Dataset rows —
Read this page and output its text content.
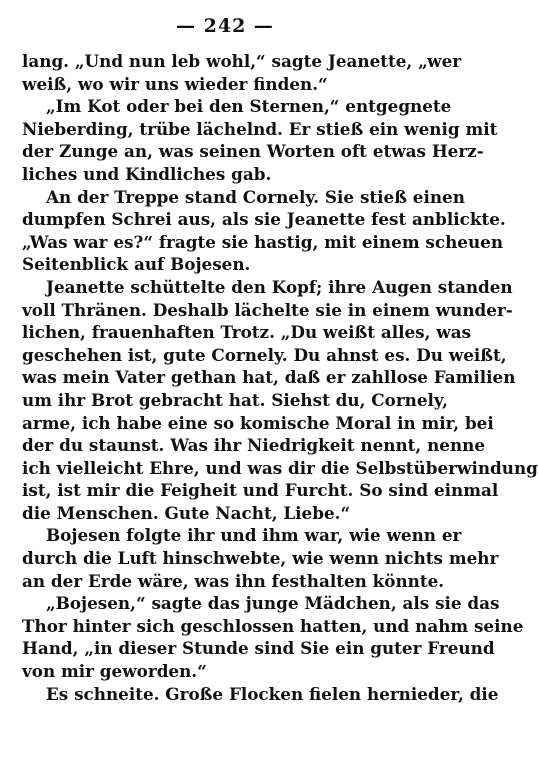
— 242 —
lang. „Und nun leb wohl,“ sagte Jeanette, „wer
weiß, wo wir uns wieder finden.“
„Im Kot oder bei den Sternen,“ entgegnete
Nieberding, trübe lächelnd. Er stieß ein wenig mit
der Zunge an, was seinen Worten oft etwas Herz-
liches und Kindliches gab.
An der Treppe stand Cornely. Sie stieß einen
dumpfen Schrei aus, als sie Jeanette fest anblickte.
„Was war es?“ fragte sie hastig, mit einem scheuen
Seitenblick auf Bojesen.
Jeanette schüttelte den Kopf; ihre Augen standen
voll Thränen. Deshalb lächelte sie in einem wunder-
lichen, frauenhaften Trotz. „Du weißt alles, was
geschehen ist, gute Cornely. Du ahnst es. Du weißt,
was mein Vater gethan hat, daß er zahllose Familien
um ihr Brot gebracht hat. Siehst du, Cornely,
arme, ich habe eine so komische Moral in mir, bei
der du staunst. Was ihr Niedrigkeit nennt, nenne
ich vielleicht Ehre, und was dir die Selbstüberwindung
ist, ist mir die Feigheit und Furcht. So sind einmal
die Menschen. Gute Nacht, Liebe.“
Bojesen folgte ihr und ihm war, wie wenn er
durch die Luft hinschwebte, wie wenn nichts mehr
an der Erde wäre, was ihn festhalten könnte.
„Bojesen,“ sagte das junge Mädchen, als sie das
Thor hinter sich geschlossen hatten, und nahm seine
Hand, „in dieser Stunde sind Sie ein guter Freund
von mir geworden.“
Es schneite. Große Flocken fielen hernieder, die
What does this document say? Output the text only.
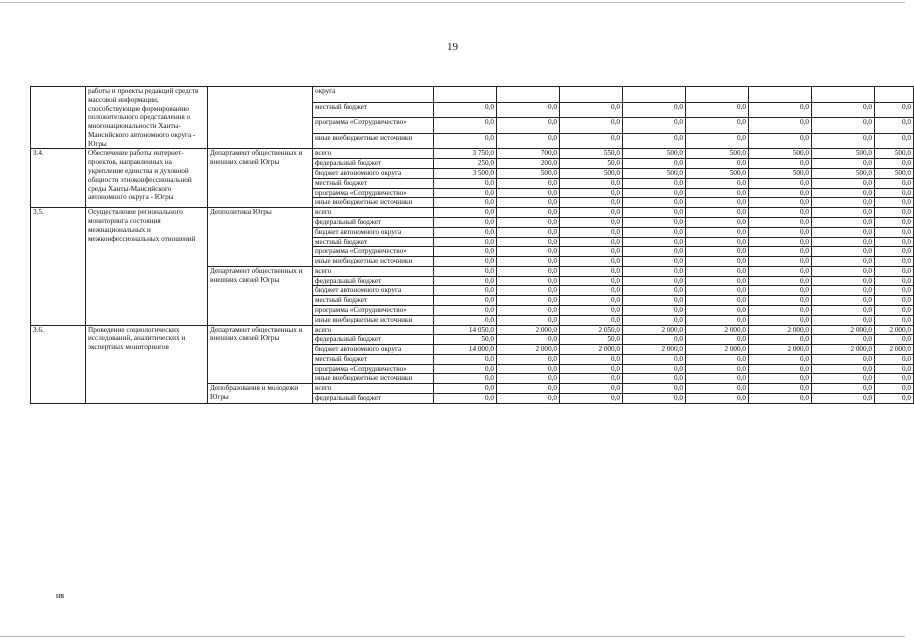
19
	работы и проекты редакций средств массовой информации, способствующие формированию положительного представления о многонациональности Ханты-Мансийского автономного округа - Югры		округа								
			местный бюджет	0,0	0,0	0,0	0,0	0,0	0,0	0,0	0,0
			программа «Сотрудничество»	0,0	0,0	0,0	0,0	0,0	0,0	0,0	0,0
			иные внебюджетные источники	0,0	0,0	0,0	0,0	0,0	0,0	0,0	0,0
3.4.	Обеспечение работы интернет-проектов, направленных на укрепление единства и духовной общности этноконфессиональной среды Ханты-Мансийского автономного округа - Югры	Департамент общественных и внешних связей Югры	всего	3 750,0	700,0	550,0	500,0	500,0	500,0	500,0	500,0
			федеральный бюджет	250,0	200,0	50,0	0,0	0,0	0,0	0,0	0,0
			бюджет автономного округа	3 500,0	500,0	500,0	500,0	500,0	500,0	500,0	500,0
			местный бюджет	0,0	0,0	0,0	0,0	0,0	0,0	0,0	0,0
			программа «Сотрудничество»	0,0	0,0	0,0	0,0	0,0	0,0	0,0	0,0
			иные внебюджетные источники	0,0	0,0	0,0	0,0	0,0	0,0	0,0	0,0
3.5.	Осуществление регионального мониторинга состояния межнациональных и межконфессиональных отношений	Депполитики Югры	всего	0,0	0,0	0,0	0,0	0,0	0,0	0,0	0,0
			федеральный бюджет	0,0	0,0	0,0	0,0	0,0	0,0	0,0	0,0
			бюджет автономного округа	0,0	0,0	0,0	0,0	0,0	0,0	0,0	0,0
			местный бюджет	0,0	0,0	0,0	0,0	0,0	0,0	0,0	0,0
			программа «Сотрудничество»	0,0	0,0	0,0	0,0	0,0	0,0	0,0	0,0
			иные внебюджетные источники	0,0	0,0	0,0	0,0	0,0	0,0	0,0	0,0
		Департамент общественных и внешних связей Югры	всего	0,0	0,0	0,0	0,0	0,0	0,0	0,0	0,0
			федеральный бюджет	0,0	0,0	0,0	0,0	0,0	0,0	0,0	0,0
			бюджет автономного округа	0,0	0,0	0,0	0,0	0,0	0,0	0,0	0,0
			местный бюджет	0,0	0,0	0,0	0,0	0,0	0,0	0,0	0,0
			программа «Сотрудничество»	0,0	0,0	0,0	0,0	0,0	0,0	0,0	0,0
			иные внебюджетные источники	0,0	0,0	0,0	0,0	0,0	0,0	0,0	0,0
3.6.	Проведение социологических исследований, аналитических и экспертных мониторингов	Департамент общественных и внешних связей Югры	всего	14 050,0	2 000,0	2 050,0	2 000,0	2 000,0	2 000,0	2 000,0	2 000,0
			федеральный бюджет	50,0	0,0	50,0	0,0	0,0	0,0	0,0	0,0
			бюджет автономного округа	14 000,0	2 000,0	2 000,0	2 000,0	2 000,0	2 000,0	2 000,0	2 000,0
			местный бюджет	0,0	0,0	0,0	0,0	0,0	0,0	0,0	0,0
			программа «Сотрудничество»	0,0	0,0	0,0	0,0	0,0	0,0	0,0	0,0
			иные внебюджетные источники	0,0	0,0	0,0	0,0	0,0	0,0	0,0	0,0
		Депобразования и молодежи Югры	всего	0,0	0,0	0,0	0,0	0,0	0,0	0,0	0,0
			федеральный бюджет	0,0	0,0	0,0	0,0	0,0	0,0	0,0	0,0
нв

WRITTEN REQUEST — Without the pictures, write out all of the material exactly.

RESPONSE TO THE TASK —
Read this page and output its text content.
— 242 —
lang. „Und nun leb wohl,“ sagte Jeanette, „wer
weiß, wo wir uns wieder finden.“
„Im Kot oder bei den Sternen,“ entgegnete
Nieberding, trübe lächelnd. Er stieß ein wenig mit
der Zunge an, was seinen Worten oft etwas Herz-
liches und Kindliches gab.
An der Treppe stand Cornely. Sie stieß einen
dumpfen Schrei aus, als sie Jeanette fest anblickte.
„Was war es?“ fragte sie hastig, mit einem scheuen
Seitenblick auf Bojesen.
Jeanette schüttelte den Kopf; ihre Augen standen
voll Thränen. Deshalb lächelte sie in einem wunder-
lichen, frauenhaften Trotz. „Du weißt alles, was
geschehen ist, gute Cornely. Du ahnst es. Du weißt,
was mein Vater gethan hat, daß er zahllose Familien
um ihr Brot gebracht hat. Siehst du, Cornely,
arme, ich habe eine so komische Moral in mir, bei
der du staunst. Was ihr Niedrigkeit nennt, nenne
ich vielleicht Ehre, und was dir die Selbstüberwindung
ist, ist mir die Feigheit und Furcht. So sind einmal
die Menschen. Gute Nacht, Liebe.“
Bojesen folgte ihr und ihm war, wie wenn er
durch die Luft hinschwebte, wie wenn nichts mehr
an der Erde wäre, was ihn festhalten könnte.
„Bojesen,“ sagte das junge Mädchen, als sie das
Thor hinter sich geschlossen hatten, und nahm seine
Hand, „in dieser Stunde sind Sie ein guter Freund
von mir geworden.“
Es schneite. Große Flocken fielen hernieder, die
What does this document say? Output the text only.
19
	работы и проекты редакций средств массовой информации, способствующие формированию положительного представления о многонациональности Ханты-Мансийского автономного округа - Югры		округа								
			местный бюджет	0,0	0,0	0,0	0,0	0,0	0,0	0,0	0,0
			программа «Сотрудничество»	0,0	0,0	0,0	0,0	0,0	0,0	0,0	0,0
			иные внебюджетные источники	0,0	0,0	0,0	0,0	0,0	0,0	0,0	0,0
3.4.	Обеспечение работы интернет-проектов, направленных на укрепление единства и духовной общности этноконфессиональной среды Ханты-Мансийского автономного округа - Югры	Департамент общественных и внешних связей Югры	всего	3 750,0	700,0	550,0	500,0	500,0	500,0	500,0	500,0
			федеральный бюджет	250,0	200,0	50,0	0,0	0,0	0,0	0,0	0,0
			бюджет автономного округа	3 500,0	500,0	500,0	500,0	500,0	500,0	500,0	500,0
			местный бюджет	0,0	0,0	0,0	0,0	0,0	0,0	0,0	0,0
			программа «Сотрудничество»	0,0	0,0	0,0	0,0	0,0	0,0	0,0	0,0
			иные внебюджетные источники	0,0	0,0	0,0	0,0	0,0	0,0	0,0	0,0
3.5.	Осуществление регионального мониторинга состояния межнациональных и межконфессиональных отношений	Депполитики Югры	всего	0,0	0,0	0,0	0,0	0,0	0,0	0,0	0,0
			федеральный бюджет	0,0	0,0	0,0	0,0	0,0	0,0	0,0	0,0
			бюджет автономного округа	0,0	0,0	0,0	0,0	0,0	0,0	0,0	0,0
			местный бюджет	0,0	0,0	0,0	0,0	0,0	0,0	0,0	0,0
			программа «Сотрудничество»	0,0	0,0	0,0	0,0	0,0	0,0	0,0	0,0
			иные внебюджетные источники	0,0	0,0	0,0	0,0	0,0	0,0	0,0	0,0
		Департамент общественных и внешних связей Югры	всего	0,0	0,0	0,0	0,0	0,0	0,0	0,0	0,0
			федеральный бюджет	0,0	0,0	0,0	0,0	0,0	0,0	0,0	0,0
			бюджет автономного округа	0,0	0,0	0,0	0,0	0,0	0,0	0,0	0,0
			местный бюджет	0,0	0,0	0,0	0,0	0,0	0,0	0,0	0,0
			программа «Сотрудничество»	0,0	0,0	0,0	0,0	0,0	0,0	0,0	0,0
			иные внебюджетные источники	0,0	0,0	0,0	0,0	0,0	0,0	0,0	0,0
3.6.	Проведение социологических исследований, аналитических и экспертных мониторингов	Департамент общественных и внешних связей Югры	всего	14 050,0	2 000,0	2 050,0	2 000,0	2 000,0	2 000,0	2 000,0	2 000,0
			федеральный бюджет	50,0	0,0	50,0	0,0	0,0	0,0	0,0	0,0
			бюджет автономного округа	14 000,0	2 000,0	2 000,0	2 000,0	2 000,0	2 000,0	2 000,0	2 000,0
			местный бюджет	0,0	0,0	0,0	0,0	0,0	0,0	0,0	0,0
			программа «Сотрудничество»	0,0	0,0	0,0	0,0	0,0	0,0	0,0	0,0
			иные внебюджетные источники	0,0	0,0	0,0	0,0	0,0	0,0	0,0	0,0
		Депобразования и молодежи Югры	всего	0,0	0,0	0,0	0,0	0,0	0,0	0,0	0,0
			федеральный бюджет	0,0	0,0	0,0	0,0	0,0	0,0	0,0	0,0
нв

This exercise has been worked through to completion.